TASK:
Write out each line word for word. Drop pictures.

** Begin SUPPLIED DATA **

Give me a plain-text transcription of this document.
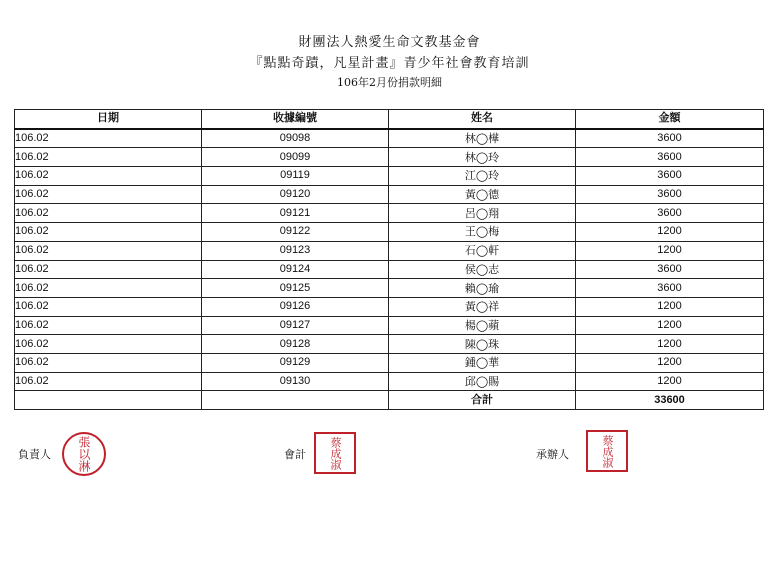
財團法人熱愛生命文教基金會
『點點奇蹟，凡星計畫』青少年社會教育培訓
106年2月份捐款明細
日期	收據編號	姓名	金額
106.02	09098	林◯樺	3600
106.02	09099	林◯玲	3600
106.02	09119	江◯玲	3600
106.02	09120	黃◯德	3600
106.02	09121	呂◯翔	3600
106.02	09122	王◯梅	1200
106.02	09123	石◯軒	1200
106.02	09124	侯◯志	3600
106.02	09125	賴◯瑜	3600
106.02	09126	黃◯祥	1200
106.02	09127	楊◯蘋	1200
106.02	09128	陳◯珠	1200
106.02	09129	鍾◯華	1200
106.02	09130	邱◯賜	1200
		合計	33600
負責人	張以淋	會計	蔡成淑	承辦人	蔡成淑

** End SUPPLIED DATA **

FINISHED ANSWER:
Give me a plain-text transcription of this document.
財團法人熱愛生命文教基金會
『點點奇蹟，凡星計畫』青少年社會教育培訓
106年2月份捐款明細
日期	收據編號	姓名	金額
106.02	09098	林◯樺	3600
106.02	09099	林◯玲	3600
106.02	09119	江◯玲	3600
106.02	09120	黃◯德	3600
106.02	09121	呂◯翔	3600
106.02	09122	王◯梅	1200
106.02	09123	石◯軒	1200
106.02	09124	侯◯志	3600
106.02	09125	賴◯瑜	3600
106.02	09126	黃◯祥	1200
106.02	09127	楊◯蘋	1200
106.02	09128	陳◯珠	1200
106.02	09129	鍾◯華	1200
106.02	09130	邱◯賜	1200
		合計	33600
負責人	張以淋	會計	蔡成淑	承辦人	蔡成淑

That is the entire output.